- **Given exercise**:
Could you copy every line of the records below word for word, leaving out the pictures?
[Begin Record extracts]
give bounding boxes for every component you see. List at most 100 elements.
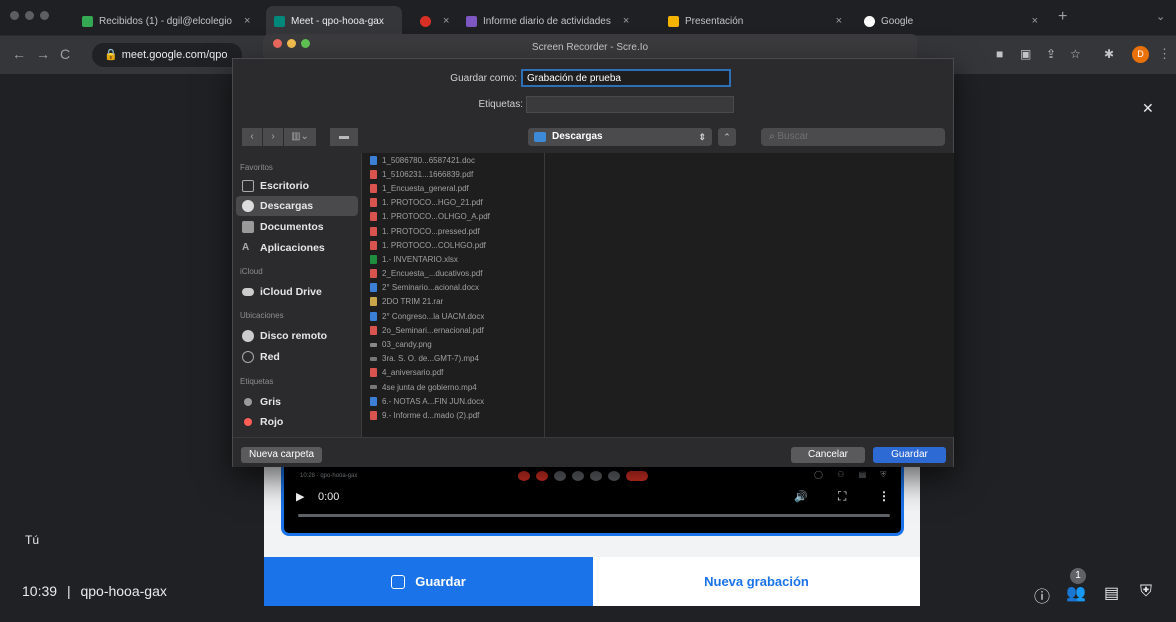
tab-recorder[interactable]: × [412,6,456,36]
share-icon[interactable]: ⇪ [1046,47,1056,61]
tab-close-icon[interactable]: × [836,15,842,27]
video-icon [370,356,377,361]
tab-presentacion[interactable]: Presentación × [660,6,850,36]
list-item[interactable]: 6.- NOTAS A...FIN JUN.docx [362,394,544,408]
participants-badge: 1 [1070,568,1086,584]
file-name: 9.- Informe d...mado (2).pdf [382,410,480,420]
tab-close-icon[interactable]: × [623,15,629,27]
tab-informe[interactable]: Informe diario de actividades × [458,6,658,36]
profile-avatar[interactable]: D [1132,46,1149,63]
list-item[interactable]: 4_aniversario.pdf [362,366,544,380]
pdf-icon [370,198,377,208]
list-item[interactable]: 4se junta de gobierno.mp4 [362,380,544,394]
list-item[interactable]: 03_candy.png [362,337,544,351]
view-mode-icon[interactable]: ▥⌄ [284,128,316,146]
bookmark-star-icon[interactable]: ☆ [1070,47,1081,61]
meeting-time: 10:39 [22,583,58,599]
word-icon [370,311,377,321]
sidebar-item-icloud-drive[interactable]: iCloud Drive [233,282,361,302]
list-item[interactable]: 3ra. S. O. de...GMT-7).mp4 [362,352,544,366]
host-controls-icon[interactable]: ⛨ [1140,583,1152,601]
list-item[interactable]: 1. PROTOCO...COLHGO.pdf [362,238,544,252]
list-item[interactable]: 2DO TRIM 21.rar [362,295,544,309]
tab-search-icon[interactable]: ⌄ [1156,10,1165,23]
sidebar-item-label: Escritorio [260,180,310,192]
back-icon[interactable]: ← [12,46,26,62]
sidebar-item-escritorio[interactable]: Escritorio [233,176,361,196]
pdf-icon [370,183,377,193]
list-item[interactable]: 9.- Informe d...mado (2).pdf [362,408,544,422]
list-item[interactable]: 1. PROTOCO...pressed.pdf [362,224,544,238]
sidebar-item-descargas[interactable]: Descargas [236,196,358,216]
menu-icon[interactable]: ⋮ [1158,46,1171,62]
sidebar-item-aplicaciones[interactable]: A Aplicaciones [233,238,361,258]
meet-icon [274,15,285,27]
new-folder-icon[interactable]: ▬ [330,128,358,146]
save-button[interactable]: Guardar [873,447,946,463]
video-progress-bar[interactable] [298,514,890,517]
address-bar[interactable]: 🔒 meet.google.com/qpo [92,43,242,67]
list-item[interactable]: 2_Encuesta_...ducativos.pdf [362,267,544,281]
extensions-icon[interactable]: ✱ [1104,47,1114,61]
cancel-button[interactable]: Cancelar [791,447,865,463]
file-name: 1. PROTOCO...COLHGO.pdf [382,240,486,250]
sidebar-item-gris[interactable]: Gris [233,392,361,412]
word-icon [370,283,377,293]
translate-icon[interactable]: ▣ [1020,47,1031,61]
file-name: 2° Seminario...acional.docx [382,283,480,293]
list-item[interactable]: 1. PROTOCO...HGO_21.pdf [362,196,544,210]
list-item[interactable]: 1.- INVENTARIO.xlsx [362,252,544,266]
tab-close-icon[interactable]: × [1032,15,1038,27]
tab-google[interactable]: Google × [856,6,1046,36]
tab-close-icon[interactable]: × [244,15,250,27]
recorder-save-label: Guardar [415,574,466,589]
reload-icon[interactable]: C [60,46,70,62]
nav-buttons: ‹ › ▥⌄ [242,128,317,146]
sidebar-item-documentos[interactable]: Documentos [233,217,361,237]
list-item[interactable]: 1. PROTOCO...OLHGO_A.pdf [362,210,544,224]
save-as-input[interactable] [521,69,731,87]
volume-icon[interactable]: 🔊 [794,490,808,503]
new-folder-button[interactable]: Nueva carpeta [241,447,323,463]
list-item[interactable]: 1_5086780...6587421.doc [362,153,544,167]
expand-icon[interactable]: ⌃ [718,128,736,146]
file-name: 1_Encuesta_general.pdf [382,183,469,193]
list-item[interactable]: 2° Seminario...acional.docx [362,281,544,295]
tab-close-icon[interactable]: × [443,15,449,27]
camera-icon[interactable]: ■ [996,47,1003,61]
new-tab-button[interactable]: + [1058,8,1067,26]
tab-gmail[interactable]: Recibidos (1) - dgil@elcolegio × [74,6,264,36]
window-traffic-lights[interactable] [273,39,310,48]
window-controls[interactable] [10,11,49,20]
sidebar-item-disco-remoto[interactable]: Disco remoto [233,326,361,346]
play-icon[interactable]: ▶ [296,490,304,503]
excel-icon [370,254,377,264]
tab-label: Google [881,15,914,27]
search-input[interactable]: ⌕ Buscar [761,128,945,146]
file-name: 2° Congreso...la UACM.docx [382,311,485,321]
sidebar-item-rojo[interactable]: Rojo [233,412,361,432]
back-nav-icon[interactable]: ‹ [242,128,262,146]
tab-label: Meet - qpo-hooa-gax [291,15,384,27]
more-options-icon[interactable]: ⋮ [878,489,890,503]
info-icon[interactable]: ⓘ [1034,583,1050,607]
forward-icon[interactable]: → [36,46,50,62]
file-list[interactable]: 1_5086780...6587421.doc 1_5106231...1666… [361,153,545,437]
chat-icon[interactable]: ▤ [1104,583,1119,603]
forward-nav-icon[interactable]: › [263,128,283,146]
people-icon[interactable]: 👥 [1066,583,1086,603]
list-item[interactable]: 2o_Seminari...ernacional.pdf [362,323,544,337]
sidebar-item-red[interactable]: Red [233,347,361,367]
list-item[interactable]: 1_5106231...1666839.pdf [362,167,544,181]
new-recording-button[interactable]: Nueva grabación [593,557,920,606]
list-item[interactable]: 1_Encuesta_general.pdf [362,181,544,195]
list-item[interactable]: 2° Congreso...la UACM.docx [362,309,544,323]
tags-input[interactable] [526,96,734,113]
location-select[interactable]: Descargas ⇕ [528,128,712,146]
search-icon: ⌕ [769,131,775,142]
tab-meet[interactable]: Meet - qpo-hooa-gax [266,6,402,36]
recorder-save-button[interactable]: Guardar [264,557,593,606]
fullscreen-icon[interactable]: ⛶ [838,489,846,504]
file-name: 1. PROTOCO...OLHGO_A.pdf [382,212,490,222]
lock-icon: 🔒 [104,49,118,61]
[End Record extracts]
- **Output for this task**:
give bounding boxes for every component you see. List at most 100 elements.
tab-recorder[interactable]: × [412,6,456,36]
share-icon[interactable]: ⇪ [1046,47,1056,61]
tab-close-icon[interactable]: × [836,15,842,27]
video-icon [370,356,377,361]
tab-presentacion[interactable]: Presentación × [660,6,850,36]
list-item[interactable]: 6.- NOTAS A...FIN JUN.docx [362,394,544,408]
participants-badge: 1 [1070,568,1086,584]
file-name: 9.- Informe d...mado (2).pdf [382,410,480,420]
tab-close-icon[interactable]: × [623,15,629,27]
tab-informe[interactable]: Informe diario de actividades × [458,6,658,36]
profile-avatar[interactable]: D [1132,46,1149,63]
list-item[interactable]: 4_aniversario.pdf [362,366,544,380]
pdf-icon [370,198,377,208]
list-item[interactable]: 4se junta de gobierno.mp4 [362,380,544,394]
list-item[interactable]: 03_candy.png [362,337,544,351]
view-mode-icon[interactable]: ▥⌄ [284,128,316,146]
bookmark-star-icon[interactable]: ☆ [1070,47,1081,61]
meeting-time: 10:39 [22,583,58,599]
word-icon [370,311,377,321]
sidebar-item-icloud-drive[interactable]: iCloud Drive [233,282,361,302]
list-item[interactable]: 3ra. S. O. de...GMT-7).mp4 [362,352,544,366]
host-controls-icon[interactable]: ⛨ [1140,583,1152,601]
list-item[interactable]: 1. PROTOCO...COLHGO.pdf [362,238,544,252]
list-item[interactable]: 2DO TRIM 21.rar [362,295,544,309]
tab-search-icon[interactable]: ⌄ [1156,10,1165,23]
sidebar-item-label: Escritorio [260,180,310,192]
back-icon[interactable]: ← [12,46,26,62]
sidebar-item-escritorio[interactable]: Escritorio [233,176,361,196]
pdf-icon [370,183,377,193]
list-item[interactable]: 9.- Informe d...mado (2).pdf [362,408,544,422]
list-item[interactable]: 1. PROTOCO...pressed.pdf [362,224,544,238]
sidebar-item-descargas[interactable]: Descargas [236,196,358,216]
menu-icon[interactable]: ⋮ [1158,46,1171,62]
sidebar-item-aplicaciones[interactable]: A Aplicaciones [233,238,361,258]
meet-icon [274,15,285,27]
new-folder-icon[interactable]: ▬ [330,128,358,146]
save-button[interactable]: Guardar [873,447,946,463]
video-progress-bar[interactable] [298,514,890,517]
address-bar[interactable]: 🔒 meet.google.com/qpo [92,43,242,67]
list-item[interactable]: 2_Encuesta_...ducativos.pdf [362,267,544,281]
extensions-icon[interactable]: ✱ [1104,47,1114,61]
cancel-button[interactable]: Cancelar [791,447,865,463]
file-name: 1. PROTOCO...COLHGO.pdf [382,240,486,250]
sidebar-item-gris[interactable]: Gris [233,392,361,412]
word-icon [370,283,377,293]
translate-icon[interactable]: ▣ [1020,47,1031,61]
file-name: 2° Seminario...acional.docx [382,283,480,293]
list-item[interactable]: 1. PROTOCO...HGO_21.pdf [362,196,544,210]
list-item[interactable]: 1.- INVENTARIO.xlsx [362,252,544,266]
tab-close-icon[interactable]: × [1032,15,1038,27]
tab-google[interactable]: Google × [856,6,1046,36]
tab-close-icon[interactable]: × [244,15,250,27]
recorder-save-label: Guardar [415,574,466,589]
reload-icon[interactable]: C [60,46,70,62]
nav-buttons: ‹ › ▥⌄ [242,128,317,146]
sidebar-item-documentos[interactable]: Documentos [233,217,361,237]
list-item[interactable]: 1. PROTOCO...OLHGO_A.pdf [362,210,544,224]
save-as-input[interactable] [521,69,731,87]
volume-icon[interactable]: 🔊 [794,490,808,503]
new-folder-button[interactable]: Nueva carpeta [241,447,323,463]
list-item[interactable]: 1_5086780...6587421.doc [362,153,544,167]
expand-icon[interactable]: ⌃ [718,128,736,146]
file-name: 1_Encuesta_general.pdf [382,183,469,193]
list-item[interactable]: 2° Seminario...acional.docx [362,281,544,295]
tab-close-icon[interactable]: × [443,15,449,27]
camera-icon[interactable]: ■ [996,47,1003,61]
new-tab-button[interactable]: + [1058,8,1067,26]
tab-gmail[interactable]: Recibidos (1) - dgil@elcolegio × [74,6,264,36]
window-traffic-lights[interactable] [273,39,310,48]
window-controls[interactable] [10,11,49,20]
sidebar-item-disco-remoto[interactable]: Disco remoto [233,326,361,346]
play-icon[interactable]: ▶ [296,490,304,503]
excel-icon [370,254,377,264]
tab-label: Google [881,15,914,27]
search-input[interactable]: ⌕ Buscar [761,128,945,146]
file-name: 2° Congreso...la UACM.docx [382,311,485,321]
sidebar-item-rojo[interactable]: Rojo [233,412,361,432]
back-nav-icon[interactable]: ‹ [242,128,262,146]
tab-label: Meet - qpo-hooa-gax [291,15,384,27]
more-options-icon[interactable]: ⋮ [878,489,890,503]
info-icon[interactable]: ⓘ [1034,583,1050,607]
forward-icon[interactable]: → [36,46,50,62]
file-list[interactable]: 1_5086780...6587421.doc 1_5106231...1666… [361,153,545,437]
chat-icon[interactable]: ▤ [1104,583,1119,603]
forward-nav-icon[interactable]: › [263,128,283,146]
people-icon[interactable]: 👥 [1066,583,1086,603]
list-item[interactable]: 2o_Seminari...ernacional.pdf [362,323,544,337]
sidebar-item-red[interactable]: Red [233,347,361,367]
list-item[interactable]: 1_5106231...1666839.pdf [362,167,544,181]
new-recording-button[interactable]: Nueva grabación [593,557,920,606]
list-item[interactable]: 1_Encuesta_general.pdf [362,181,544,195]
list-item[interactable]: 2° Congreso...la UACM.docx [362,309,544,323]
tags-input[interactable] [526,96,734,113]
location-select[interactable]: Descargas ⇕ [528,128,712,146]
search-icon: ⌕ [769,131,775,142]
tab-meet[interactable]: Meet - qpo-hooa-gax [266,6,402,36]
recorder-save-button[interactable]: Guardar [264,557,593,606]
fullscreen-icon[interactable]: ⛶ [838,489,846,504]
file-name: 1. PROTOCO...OLHGO_A.pdf [382,212,490,222]
lock-icon: 🔒 [104,49,118,61]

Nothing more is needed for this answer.